**TEXT BLOCK**
= = = = =
Typos fixed, italics added, embedded hyperlinks activated.

Related readings:

Date: Tue, 05 Oct 1999 13:20:30 -0700
To: edapple@aol.com
From: Kirby Urner <pdx4d@teleport.com> 
Subject: Re: Philosophy of mathematics, Nominalism, LW and RBF

Howdy Ed --

Was at the local Powell's on Hawthorne last night, and picked 
out James Robert Brown's new book Philosophy of Mathematics: 
an introduction to the world of proofs and pictures 
(Routledge, 1999).  I also got a new (used) copy of Critical 
Path as mine has disintegrated (have another copy on disk) -- 
plus a couple Octavia Butler scifi novels for airplane reading.

A number of things I like about this philosophy book.  However, 
I also want to circle a potential source of confusion when it 
comes to discussing Wittgenstein's stuff -- which this book 
does, at some length.

The confusion centers around this word 'Nominalism', which
gets its initial trajectory in Medieval Times.  It's usually
cast against both Platonism and/or Realism (also potentially
confusing, as nominalism may sound more "realistic" vis-a-vis
an insistence on the "reality" of Platonic universals).

Whereas the Platonist thinks meanings of words may stem 
from their pointing to metaphysical universals, the nominalist
considers these same words to be linked only to particulars,
as universals do not exist.  That sounds like a sentence
you'd typically find in a philosophy book.

Quoting from Encarta:

  Nominalism, doctrine in the medieval philosophy of 
  Scholasticism, stating that abstractions, known as universals, 
  are without essential or substantive reality, and that only 
  individual objects have real existence. The nominalistic 
  doctrine is opposed to the philosophical theory called extreme 
  realism, according to which universals have a real and 
  independent existence prior to and apart from particular 
  objects. Nominalism evolved from the thesis of Greek 
  philosopher Aristotle that all reality consists of individual 
  things; extreme realism was first enunciated by Greek 
  philosopher Plato in his doctrine of universal ideas.

However, what both Platonism and Nominalism seem to share, is a 
model whereby "meaning" or "sense" is primarily owing to the 
fact that signs or symbols have referents.  What's at issue is 
the nature of those referents: are they "particulars" or 
are they "universals"?  Both schools of thought share a 
name->thing model of meaning.

As the Catholic Encyclopedia puts it:     

  What are called general ideas are only names, mere verbal 
  designations, serving as labels for a collection of things   
  or a series of particular events. Hence the term Nominalism.   
  Neither Exaggerated Realism nor Nominalism finds any difficulty 
  in establishing a correspondance between the thing in thought 
  and the thing existing in nature, since in different ways, they
  both postulate perfect harmony between the two. 


I might rewrite this last sentence to say "since in different 
ways, both postulate a one-to-one correspondence between 
signifiers on the one hand, and objects (of whatever ilk) as 
the 'meanings' and/or 'referents' of those signifiers".

It's this "meanings as referents" doctrine which Wittgenstein 
takes issue with.  This is why he starts Philosophical 
Investigations with that quote from St. Augustine (in Latin)
= = = = =
**SET TASKS**
**a)** For the email on nominalism, decide whether each statement agrees with it: (i) the writer replaced a copy of Critical Path that had fallen apart; (ii) the Encarta passage traces nominalism to Plato's doctrine of universal ideas; (iii) the writer holds that Platonism and Nominalism share a name->thing model of meaning. Answer yes or no for each and quote the words of the email that settle it.
**b)** The Catholic Encyclopedia passage in the email on nominalism says that neither Exaggerated Realism nor Nominalism has trouble matching the thing in thought with the thing in nature. According to that passage, why is this so?
**c)** Pick up the email on nominalism and Wittgenstein where it stops, and keep writing it.
The data has nothing to do with what follows.

**INFORMATION PROVIDED**
= = = = =
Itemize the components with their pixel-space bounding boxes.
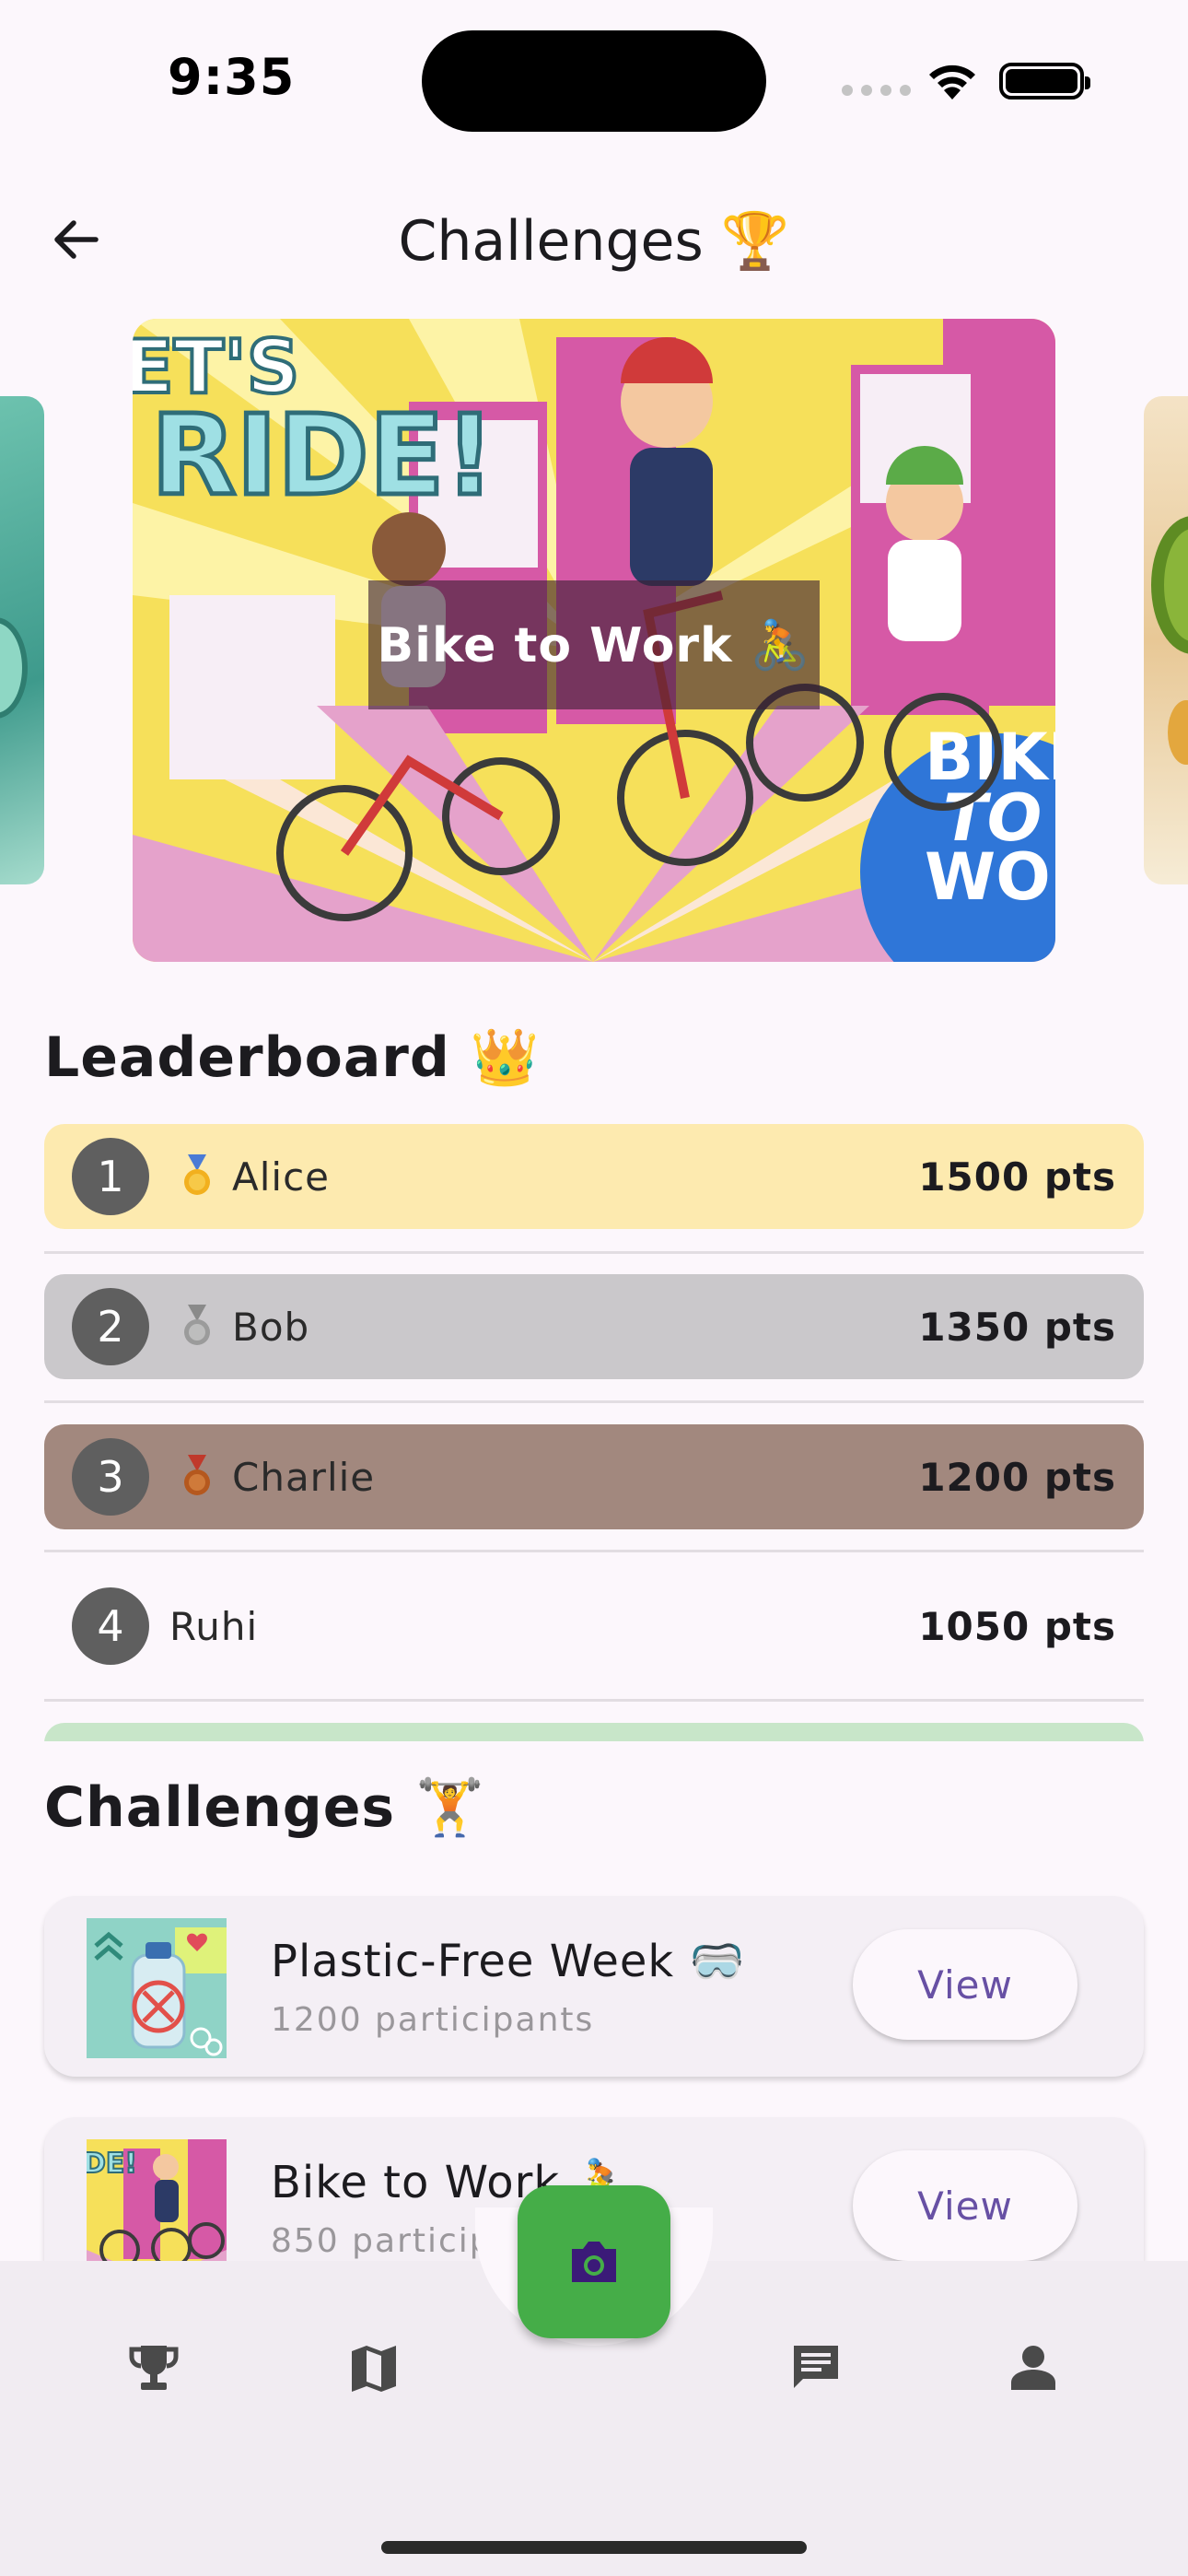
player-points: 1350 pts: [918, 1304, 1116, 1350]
= = = = =
**THE RESPONSES**
**a)**
(i) Yes: "I also got a new (used) copy of Critical Path as mine has disintegrated"
(ii) No: "Nominalism evolved from the thesis of Greek philosopher Aristotle that all reality consists of individual things"
(iii) Yes: "Both schools of thought share a name->thing model of meaning."

**b)** Each view, in its own way, postulates perfect harmony between the thing in thought and the thing existing in nature. The writer restates this as a one-to-one correspondence between signifiers and the objects that serve as their meanings or referents.

**c)**
-- he considers it a clear statement of this "meaning through 
naming" picture, and he wants his introductory paragraphs to 
get us moving in a different direction i.e. he's using 
Augustine's view for contrast.  

And it's this model of meaning which we might also call 
"Nominalist" (because it centers around "naming").

But in so using this term, we're setting "nominalism" on a 
trajectory such that Brown's kind of Platonism (as described 
above) is likewise a kind of nominalism (because also holding 
to the name->object view).  So you see the potential for 
confusion here.

Here's a quote from Philosophy of Mathematics wherein Brown 
is sounding like a nominalist (in the sense I mean above, i.e. 
like an Augustinian):

    Platonism and standard semantics (as it is often called)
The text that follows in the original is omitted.